Work to complete
In the entries below, identify every line with the string "changes" and copy it.

Exercise input
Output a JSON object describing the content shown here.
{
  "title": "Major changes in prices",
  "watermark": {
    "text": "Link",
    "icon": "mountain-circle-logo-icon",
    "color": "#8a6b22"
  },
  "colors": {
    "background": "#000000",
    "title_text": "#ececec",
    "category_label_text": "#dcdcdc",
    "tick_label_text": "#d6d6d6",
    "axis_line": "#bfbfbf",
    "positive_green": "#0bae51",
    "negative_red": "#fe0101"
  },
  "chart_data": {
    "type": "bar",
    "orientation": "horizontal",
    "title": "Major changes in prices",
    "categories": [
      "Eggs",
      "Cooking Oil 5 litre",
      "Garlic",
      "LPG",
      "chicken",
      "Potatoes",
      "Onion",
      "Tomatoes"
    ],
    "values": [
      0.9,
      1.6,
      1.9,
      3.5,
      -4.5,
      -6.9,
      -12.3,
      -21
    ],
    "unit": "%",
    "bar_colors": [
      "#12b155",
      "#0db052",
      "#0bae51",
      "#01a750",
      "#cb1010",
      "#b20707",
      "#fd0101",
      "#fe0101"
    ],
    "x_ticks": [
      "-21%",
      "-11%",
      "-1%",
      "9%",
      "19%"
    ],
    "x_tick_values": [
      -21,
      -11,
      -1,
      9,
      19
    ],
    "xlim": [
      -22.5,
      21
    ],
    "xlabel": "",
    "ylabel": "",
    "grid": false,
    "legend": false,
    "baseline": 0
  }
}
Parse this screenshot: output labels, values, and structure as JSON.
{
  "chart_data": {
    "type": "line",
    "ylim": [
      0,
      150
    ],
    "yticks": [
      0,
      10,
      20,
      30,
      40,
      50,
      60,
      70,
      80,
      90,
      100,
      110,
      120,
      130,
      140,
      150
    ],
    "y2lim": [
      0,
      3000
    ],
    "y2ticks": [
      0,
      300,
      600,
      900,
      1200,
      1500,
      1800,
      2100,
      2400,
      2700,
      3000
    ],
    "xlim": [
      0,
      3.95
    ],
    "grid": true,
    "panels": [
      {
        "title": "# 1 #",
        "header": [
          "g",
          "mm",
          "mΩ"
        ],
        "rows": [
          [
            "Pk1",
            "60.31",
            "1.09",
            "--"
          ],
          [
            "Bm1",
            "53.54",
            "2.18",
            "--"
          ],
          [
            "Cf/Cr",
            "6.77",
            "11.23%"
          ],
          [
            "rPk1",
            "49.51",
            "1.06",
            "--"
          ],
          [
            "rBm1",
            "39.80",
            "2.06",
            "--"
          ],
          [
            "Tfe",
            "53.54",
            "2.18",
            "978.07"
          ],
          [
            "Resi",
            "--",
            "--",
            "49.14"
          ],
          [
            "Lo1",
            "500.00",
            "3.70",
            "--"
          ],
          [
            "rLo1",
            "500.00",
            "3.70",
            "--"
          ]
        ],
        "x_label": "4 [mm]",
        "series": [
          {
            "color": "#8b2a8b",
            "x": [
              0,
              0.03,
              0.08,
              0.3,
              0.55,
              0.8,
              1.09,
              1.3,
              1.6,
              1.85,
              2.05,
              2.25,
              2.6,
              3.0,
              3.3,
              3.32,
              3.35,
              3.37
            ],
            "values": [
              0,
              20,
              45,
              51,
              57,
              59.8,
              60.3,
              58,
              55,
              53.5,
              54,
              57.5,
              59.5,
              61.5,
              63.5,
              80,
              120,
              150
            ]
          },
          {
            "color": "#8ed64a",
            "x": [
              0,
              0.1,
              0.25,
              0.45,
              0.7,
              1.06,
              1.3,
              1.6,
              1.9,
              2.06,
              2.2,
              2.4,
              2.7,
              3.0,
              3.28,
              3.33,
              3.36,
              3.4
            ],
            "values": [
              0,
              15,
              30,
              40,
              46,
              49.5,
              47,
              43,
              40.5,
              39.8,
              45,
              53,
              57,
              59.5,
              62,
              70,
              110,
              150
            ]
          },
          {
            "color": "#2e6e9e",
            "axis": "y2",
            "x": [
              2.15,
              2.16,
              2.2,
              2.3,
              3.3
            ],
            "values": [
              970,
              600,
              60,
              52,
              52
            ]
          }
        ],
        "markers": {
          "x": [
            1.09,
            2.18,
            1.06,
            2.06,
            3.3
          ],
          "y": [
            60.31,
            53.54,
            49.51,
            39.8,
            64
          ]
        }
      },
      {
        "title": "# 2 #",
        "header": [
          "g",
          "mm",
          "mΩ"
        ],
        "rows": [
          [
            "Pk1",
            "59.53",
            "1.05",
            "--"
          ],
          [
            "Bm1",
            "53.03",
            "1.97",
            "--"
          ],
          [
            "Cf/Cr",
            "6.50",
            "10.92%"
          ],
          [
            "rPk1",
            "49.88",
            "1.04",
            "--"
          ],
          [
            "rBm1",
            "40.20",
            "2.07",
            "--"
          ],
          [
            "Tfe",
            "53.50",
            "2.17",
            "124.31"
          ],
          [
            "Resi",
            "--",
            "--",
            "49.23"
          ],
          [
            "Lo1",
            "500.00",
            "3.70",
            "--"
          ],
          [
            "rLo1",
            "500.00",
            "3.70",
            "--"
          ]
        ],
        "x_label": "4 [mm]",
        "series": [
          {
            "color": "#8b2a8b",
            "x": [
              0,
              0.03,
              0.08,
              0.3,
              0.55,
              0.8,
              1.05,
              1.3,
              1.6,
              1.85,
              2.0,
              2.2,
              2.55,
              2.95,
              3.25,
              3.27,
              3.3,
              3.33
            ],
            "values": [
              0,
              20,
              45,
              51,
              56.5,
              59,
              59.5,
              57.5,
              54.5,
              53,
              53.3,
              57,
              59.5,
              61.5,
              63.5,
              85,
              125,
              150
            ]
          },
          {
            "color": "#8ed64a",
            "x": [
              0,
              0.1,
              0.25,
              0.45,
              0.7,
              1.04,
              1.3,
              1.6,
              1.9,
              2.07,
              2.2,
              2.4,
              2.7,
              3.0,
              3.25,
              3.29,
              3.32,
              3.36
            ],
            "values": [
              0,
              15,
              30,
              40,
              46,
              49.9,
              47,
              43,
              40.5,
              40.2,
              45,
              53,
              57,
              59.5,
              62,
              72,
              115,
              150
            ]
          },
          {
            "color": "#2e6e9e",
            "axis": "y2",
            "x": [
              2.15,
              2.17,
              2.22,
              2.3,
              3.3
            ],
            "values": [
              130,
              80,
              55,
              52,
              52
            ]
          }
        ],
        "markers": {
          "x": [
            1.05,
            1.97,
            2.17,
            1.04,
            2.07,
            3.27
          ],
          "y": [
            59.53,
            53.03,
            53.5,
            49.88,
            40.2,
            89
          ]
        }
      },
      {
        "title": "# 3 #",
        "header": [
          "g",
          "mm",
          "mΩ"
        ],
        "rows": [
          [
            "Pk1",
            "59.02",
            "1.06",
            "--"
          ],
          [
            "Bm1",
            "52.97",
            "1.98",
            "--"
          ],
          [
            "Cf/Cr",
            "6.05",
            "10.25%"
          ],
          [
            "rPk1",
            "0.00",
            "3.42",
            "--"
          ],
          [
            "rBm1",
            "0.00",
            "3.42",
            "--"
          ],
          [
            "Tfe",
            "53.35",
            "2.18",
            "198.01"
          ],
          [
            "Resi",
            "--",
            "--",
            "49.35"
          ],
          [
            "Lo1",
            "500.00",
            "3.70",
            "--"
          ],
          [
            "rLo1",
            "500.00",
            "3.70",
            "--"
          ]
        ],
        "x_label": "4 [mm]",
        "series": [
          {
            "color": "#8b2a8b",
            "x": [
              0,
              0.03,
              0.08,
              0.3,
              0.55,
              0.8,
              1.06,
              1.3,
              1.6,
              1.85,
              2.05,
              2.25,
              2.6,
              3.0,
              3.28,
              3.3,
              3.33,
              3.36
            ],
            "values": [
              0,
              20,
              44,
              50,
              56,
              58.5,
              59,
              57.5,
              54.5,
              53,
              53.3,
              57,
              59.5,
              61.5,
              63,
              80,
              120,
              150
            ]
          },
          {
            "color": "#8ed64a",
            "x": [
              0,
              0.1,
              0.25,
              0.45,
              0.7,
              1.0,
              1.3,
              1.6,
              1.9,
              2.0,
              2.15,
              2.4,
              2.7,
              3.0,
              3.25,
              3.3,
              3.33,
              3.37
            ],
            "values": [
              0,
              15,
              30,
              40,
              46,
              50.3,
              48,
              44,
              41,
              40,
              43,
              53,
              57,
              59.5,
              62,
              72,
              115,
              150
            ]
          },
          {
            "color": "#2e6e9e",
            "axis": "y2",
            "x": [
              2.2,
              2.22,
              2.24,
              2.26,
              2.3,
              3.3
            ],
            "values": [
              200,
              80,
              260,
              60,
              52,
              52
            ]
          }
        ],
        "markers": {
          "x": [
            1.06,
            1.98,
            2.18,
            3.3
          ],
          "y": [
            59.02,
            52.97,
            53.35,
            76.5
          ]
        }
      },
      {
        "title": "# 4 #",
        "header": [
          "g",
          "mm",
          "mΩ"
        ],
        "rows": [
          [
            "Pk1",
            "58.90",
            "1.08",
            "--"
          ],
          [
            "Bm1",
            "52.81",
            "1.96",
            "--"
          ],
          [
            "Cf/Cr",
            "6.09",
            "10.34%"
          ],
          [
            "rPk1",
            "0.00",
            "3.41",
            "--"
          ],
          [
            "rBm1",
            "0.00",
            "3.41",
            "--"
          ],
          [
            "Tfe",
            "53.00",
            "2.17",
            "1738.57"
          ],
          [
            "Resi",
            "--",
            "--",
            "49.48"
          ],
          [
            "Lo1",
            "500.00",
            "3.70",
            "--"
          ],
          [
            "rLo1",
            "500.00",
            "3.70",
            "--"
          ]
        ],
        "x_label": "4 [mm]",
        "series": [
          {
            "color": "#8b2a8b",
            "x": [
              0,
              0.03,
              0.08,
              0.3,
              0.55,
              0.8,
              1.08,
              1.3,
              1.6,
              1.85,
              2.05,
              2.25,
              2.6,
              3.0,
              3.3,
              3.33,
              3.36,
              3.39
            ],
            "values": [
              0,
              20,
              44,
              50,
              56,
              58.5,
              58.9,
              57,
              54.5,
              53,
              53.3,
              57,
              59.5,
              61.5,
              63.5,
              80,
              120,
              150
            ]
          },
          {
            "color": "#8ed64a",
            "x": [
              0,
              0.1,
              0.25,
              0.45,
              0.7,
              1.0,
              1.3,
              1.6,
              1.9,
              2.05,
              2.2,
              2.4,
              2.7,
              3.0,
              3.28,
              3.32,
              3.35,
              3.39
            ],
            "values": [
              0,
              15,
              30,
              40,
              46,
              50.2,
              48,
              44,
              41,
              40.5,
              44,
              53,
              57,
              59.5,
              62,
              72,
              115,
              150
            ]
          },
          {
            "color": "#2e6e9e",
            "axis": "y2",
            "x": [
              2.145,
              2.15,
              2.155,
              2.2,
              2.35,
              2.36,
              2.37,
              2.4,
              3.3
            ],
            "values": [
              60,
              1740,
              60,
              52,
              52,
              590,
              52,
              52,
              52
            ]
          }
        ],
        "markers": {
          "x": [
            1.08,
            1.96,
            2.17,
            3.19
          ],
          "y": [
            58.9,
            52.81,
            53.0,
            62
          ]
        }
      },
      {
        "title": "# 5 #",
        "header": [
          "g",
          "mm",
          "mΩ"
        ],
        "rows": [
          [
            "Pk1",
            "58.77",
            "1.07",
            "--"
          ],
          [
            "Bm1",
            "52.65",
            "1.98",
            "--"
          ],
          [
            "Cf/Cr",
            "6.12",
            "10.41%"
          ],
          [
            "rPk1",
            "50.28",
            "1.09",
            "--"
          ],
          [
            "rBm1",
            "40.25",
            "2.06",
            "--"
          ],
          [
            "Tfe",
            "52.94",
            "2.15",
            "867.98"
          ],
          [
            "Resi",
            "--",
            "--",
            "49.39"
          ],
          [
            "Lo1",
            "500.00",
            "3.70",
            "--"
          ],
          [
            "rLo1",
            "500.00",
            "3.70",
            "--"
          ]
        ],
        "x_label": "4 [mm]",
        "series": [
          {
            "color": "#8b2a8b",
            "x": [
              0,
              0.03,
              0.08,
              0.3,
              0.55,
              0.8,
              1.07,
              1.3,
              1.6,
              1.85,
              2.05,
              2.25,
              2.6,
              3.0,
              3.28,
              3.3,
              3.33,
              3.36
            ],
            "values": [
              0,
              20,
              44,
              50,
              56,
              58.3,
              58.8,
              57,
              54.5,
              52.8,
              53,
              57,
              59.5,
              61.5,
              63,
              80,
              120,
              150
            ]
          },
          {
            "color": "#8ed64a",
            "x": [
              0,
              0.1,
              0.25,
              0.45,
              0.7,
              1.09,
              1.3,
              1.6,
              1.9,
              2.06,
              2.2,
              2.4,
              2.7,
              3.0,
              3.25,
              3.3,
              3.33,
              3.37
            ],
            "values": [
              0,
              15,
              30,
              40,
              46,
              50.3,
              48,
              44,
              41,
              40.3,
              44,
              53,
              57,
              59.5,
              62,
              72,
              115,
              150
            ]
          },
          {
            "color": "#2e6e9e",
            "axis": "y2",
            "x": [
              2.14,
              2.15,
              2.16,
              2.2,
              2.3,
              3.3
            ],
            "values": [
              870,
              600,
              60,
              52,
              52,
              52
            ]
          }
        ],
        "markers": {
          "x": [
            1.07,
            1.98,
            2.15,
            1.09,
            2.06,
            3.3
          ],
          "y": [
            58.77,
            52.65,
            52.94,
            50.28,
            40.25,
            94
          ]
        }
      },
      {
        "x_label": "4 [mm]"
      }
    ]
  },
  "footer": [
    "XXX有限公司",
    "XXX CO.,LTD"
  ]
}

Output
  "title": "Major changes in prices",
    "title": "Major changes in prices",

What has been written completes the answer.